_YOUR OBJECTIVE_: Restate every entry word for word.
— start of EXTRACTED INFORMATION —
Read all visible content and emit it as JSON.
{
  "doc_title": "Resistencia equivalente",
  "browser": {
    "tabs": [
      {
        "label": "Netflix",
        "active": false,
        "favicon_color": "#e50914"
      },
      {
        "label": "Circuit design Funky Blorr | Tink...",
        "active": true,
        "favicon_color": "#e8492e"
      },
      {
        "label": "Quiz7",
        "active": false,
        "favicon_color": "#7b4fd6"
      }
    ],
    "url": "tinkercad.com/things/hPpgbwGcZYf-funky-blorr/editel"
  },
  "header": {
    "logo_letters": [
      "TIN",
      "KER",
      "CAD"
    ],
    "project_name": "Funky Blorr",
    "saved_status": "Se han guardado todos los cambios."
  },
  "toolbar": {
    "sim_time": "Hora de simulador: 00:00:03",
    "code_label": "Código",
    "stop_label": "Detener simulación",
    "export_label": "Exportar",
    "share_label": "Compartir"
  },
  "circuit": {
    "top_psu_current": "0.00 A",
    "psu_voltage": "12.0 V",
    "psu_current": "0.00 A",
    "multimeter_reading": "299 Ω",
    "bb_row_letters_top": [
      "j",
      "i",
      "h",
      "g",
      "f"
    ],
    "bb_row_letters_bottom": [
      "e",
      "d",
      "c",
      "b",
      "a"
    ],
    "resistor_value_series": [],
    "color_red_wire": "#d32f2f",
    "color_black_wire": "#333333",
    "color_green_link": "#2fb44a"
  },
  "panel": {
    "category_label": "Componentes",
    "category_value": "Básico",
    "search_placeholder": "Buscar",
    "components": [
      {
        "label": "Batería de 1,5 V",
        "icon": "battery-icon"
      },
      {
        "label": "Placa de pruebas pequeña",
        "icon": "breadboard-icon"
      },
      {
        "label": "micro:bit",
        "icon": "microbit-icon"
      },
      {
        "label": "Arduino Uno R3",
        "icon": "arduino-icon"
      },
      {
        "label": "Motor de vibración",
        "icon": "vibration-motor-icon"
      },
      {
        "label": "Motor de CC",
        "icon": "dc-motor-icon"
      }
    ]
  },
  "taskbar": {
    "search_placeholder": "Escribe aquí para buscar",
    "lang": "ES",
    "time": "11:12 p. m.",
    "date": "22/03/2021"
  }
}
— end of EXTRACTED INFORMATION —
_SOLUTION_:
Read all visible content and emit it as JSON.
{
  "doc_title": "Resistencia equivalente",
  "browser": {
    "tabs": [
      {
        "label": "Netflix",
        "active": false,
        "favicon_color": "#e50914"
      },
      {
        "label": "Circuit design Funky Blorr | Tink...",
        "active": true,
        "favicon_color": "#e8492e"
      },
      {
        "label": "Quiz7",
        "active": false,
        "favicon_color": "#7b4fd6"
      }
    ],
    "url": "tinkercad.com/things/hPpgbwGcZYf-funky-blorr/editel"
  },
  "header": {
    "logo_letters": [
      "TIN",
      "KER",
      "CAD"
    ],
    "project_name": "Funky Blorr",
    "saved_status": "Se han guardado todos los cambios."
  },
  "toolbar": {
    "sim_time": "Hora de simulador: 00:00:03",
    "code_label": "Código",
    "stop_label": "Detener simulación",
    "export_label": "Exportar",
    "share_label": "Compartir"
  },
  "circuit": {
    "top_psu_current": "0.00 A",
    "psu_voltage": "12.0 V",
    "psu_current": "0.00 A",
    "multimeter_reading": "299 Ω",
    "bb_row_letters_top": [
      "j",
      "i",
      "h",
      "g",
      "f"
    ],
    "bb_row_letters_bottom": [
      "e",
      "d",
      "c",
      "b",
      "a"
    ],
    "resistor_value_series": [],
    "color_red_wire": "#d32f2f",
    "color_black_wire": "#333333",
    "color_green_link": "#2fb44a"
  },
  "panel": {
    "category_label": "Componentes",
    "category_value": "Básico",
    "search_placeholder": "Buscar",
    "components": [
      {
        "label": "Batería de 1,5 V",
        "icon": "battery-icon"
      },
      {
        "label": "Placa de pruebas pequeña",
        "icon": "breadboard-icon"
      },
      {
        "label": "micro:bit",
        "icon": "microbit-icon"
      },
      {
        "label": "Arduino Uno R3",
        "icon": "arduino-icon"
      },
      {
        "label": "Motor de vibración",
        "icon": "vibration-motor-icon"
      },
      {
        "label": "Motor de CC",
        "icon": "dc-motor-icon"
      }
    ]
  },
  "taskbar": {
    "search_placeholder": "Escribe aquí para buscar",
    "lang": "ES",
    "time": "11:12 p. m.",
    "date": "22/03/2021"
  }
}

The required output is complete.